**STATED PROBLEM**
Output each entry that follows exactly. Images stay out.

* begin *

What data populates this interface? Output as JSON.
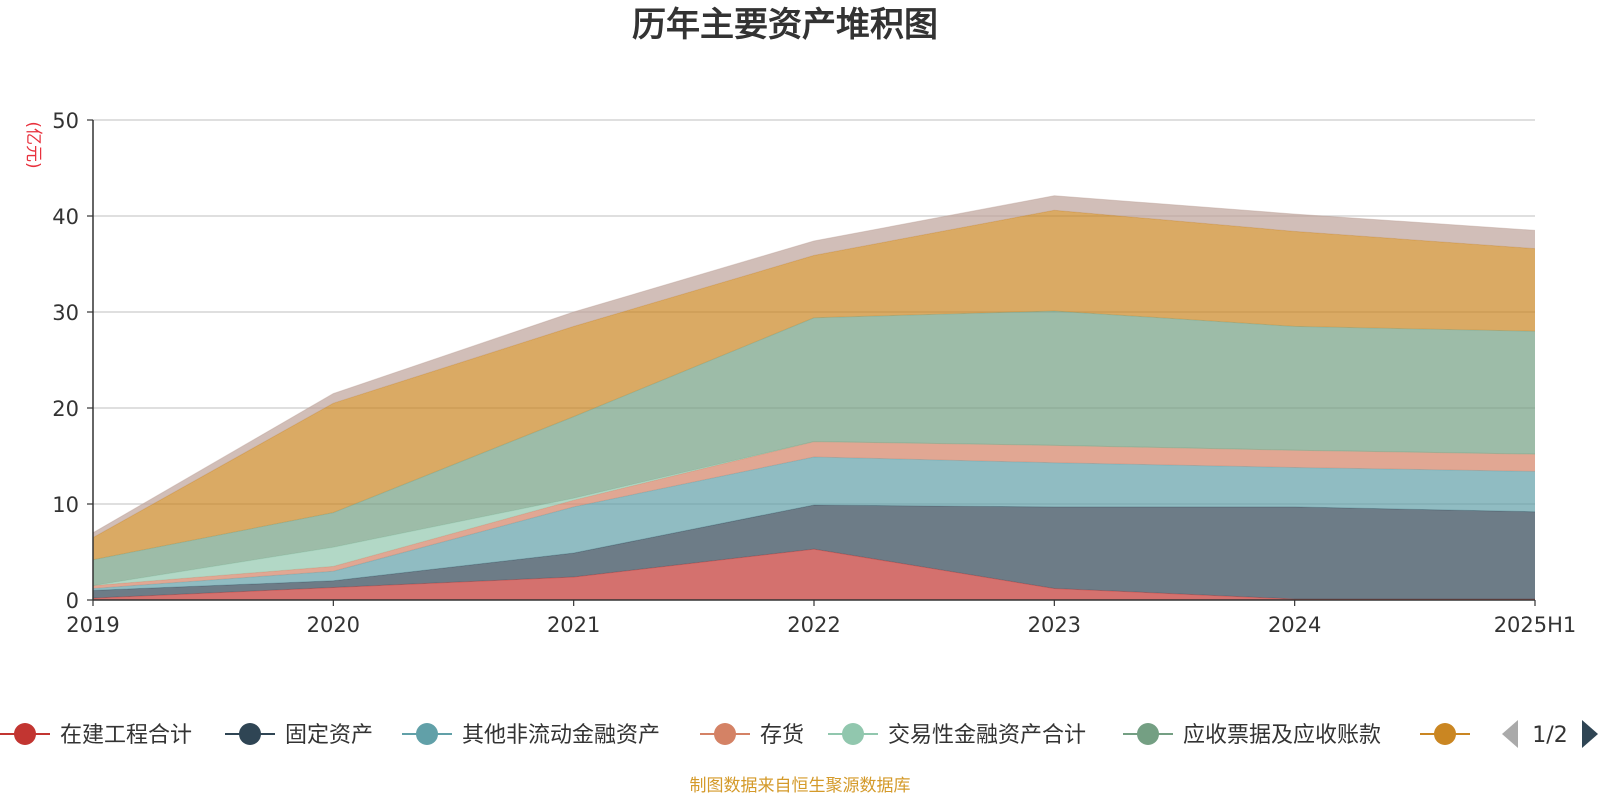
{
  "chart_data": {
    "type": "area",
    "stacked": true,
    "title": "历年主要资产堆积图",
    "unit_label": "(亿元)",
    "x": [
      "2019",
      "2020",
      "2021",
      "2022",
      "2023",
      "2024",
      "2025H1"
    ],
    "ylim": [
      0,
      50
    ],
    "yticks": [
      "0",
      "10",
      "20",
      "30",
      "40",
      "50"
    ],
    "grid": true,
    "legend_position": "bottom",
    "series": [
      {
        "name": "在建工程合计",
        "color": "#c23531",
        "values": [
          0.2,
          1.3,
          2.4,
          5.3,
          1.2,
          0.1,
          0.1
        ]
      },
      {
        "name": "固定资产",
        "color": "#2f4554",
        "values": [
          0.8,
          0.7,
          2.5,
          4.6,
          8.5,
          9.6,
          9.1
        ]
      },
      {
        "name": "其他非流动金融资产",
        "color": "#61a0a8",
        "values": [
          0.2,
          1.0,
          4.8,
          5.0,
          4.6,
          4.1,
          4.2
        ]
      },
      {
        "name": "存货",
        "color": "#d48265",
        "values": [
          0.3,
          0.5,
          0.7,
          1.6,
          1.8,
          1.8,
          1.8
        ]
      },
      {
        "name": "交易性金融资产合计",
        "color": "#91c7ae",
        "values": [
          0.0,
          2.0,
          0.2,
          0.0,
          0.0,
          0.0,
          0.0
        ]
      },
      {
        "name": "应收票据及应收账款",
        "color": "#749f83",
        "values": [
          2.7,
          3.6,
          8.5,
          12.9,
          14.0,
          12.9,
          12.8
        ]
      },
      {
        "name": "",
        "color": "#ca8622",
        "values": [
          2.3,
          11.4,
          9.4,
          6.5,
          10.5,
          9.9,
          8.6
        ]
      },
      {
        "name": "",
        "color": "#bda29a",
        "values": [
          0.5,
          1.0,
          1.5,
          1.5,
          1.5,
          1.8,
          1.9
        ]
      }
    ]
  },
  "legend": {
    "page_indicator": "1/2"
  },
  "footer": {
    "source_text": "制图数据来自恒生聚源数据库"
  }
}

* end *

**PROBLEM SOLUTION**
What data populates this interface? Output as JSON.
{
  "chart_data": {
    "type": "area",
    "stacked": true,
    "title": "历年主要资产堆积图",
    "unit_label": "(亿元)",
    "x": [
      "2019",
      "2020",
      "2021",
      "2022",
      "2023",
      "2024",
      "2025H1"
    ],
    "ylim": [
      0,
      50
    ],
    "yticks": [
      "0",
      "10",
      "20",
      "30",
      "40",
      "50"
    ],
    "grid": true,
    "legend_position": "bottom",
    "series": [
      {
        "name": "在建工程合计",
        "color": "#c23531",
        "values": [
          0.2,
          1.3,
          2.4,
          5.3,
          1.2,
          0.1,
          0.1
        ]
      },
      {
        "name": "固定资产",
        "color": "#2f4554",
        "values": [
          0.8,
          0.7,
          2.5,
          4.6,
          8.5,
          9.6,
          9.1
        ]
      },
      {
        "name": "其他非流动金融资产",
        "color": "#61a0a8",
        "values": [
          0.2,
          1.0,
          4.8,
          5.0,
          4.6,
          4.1,
          4.2
        ]
      },
      {
        "name": "存货",
        "color": "#d48265",
        "values": [
          0.3,
          0.5,
          0.7,
          1.6,
          1.8,
          1.8,
          1.8
        ]
      },
      {
        "name": "交易性金融资产合计",
        "color": "#91c7ae",
        "values": [
          0.0,
          2.0,
          0.2,
          0.0,
          0.0,
          0.0,
          0.0
        ]
      },
      {
        "name": "应收票据及应收账款",
        "color": "#749f83",
        "values": [
          2.7,
          3.6,
          8.5,
          12.9,
          14.0,
          12.9,
          12.8
        ]
      },
      {
        "name": "",
        "color": "#ca8622",
        "values": [
          2.3,
          11.4,
          9.4,
          6.5,
          10.5,
          9.9,
          8.6
        ]
      },
      {
        "name": "",
        "color": "#bda29a",
        "values": [
          0.5,
          1.0,
          1.5,
          1.5,
          1.5,
          1.8,
          1.9
        ]
      }
    ]
  },
  "legend": {
    "page_indicator": "1/2"
  },
  "footer": {
    "source_text": "制图数据来自恒生聚源数据库"
  }
}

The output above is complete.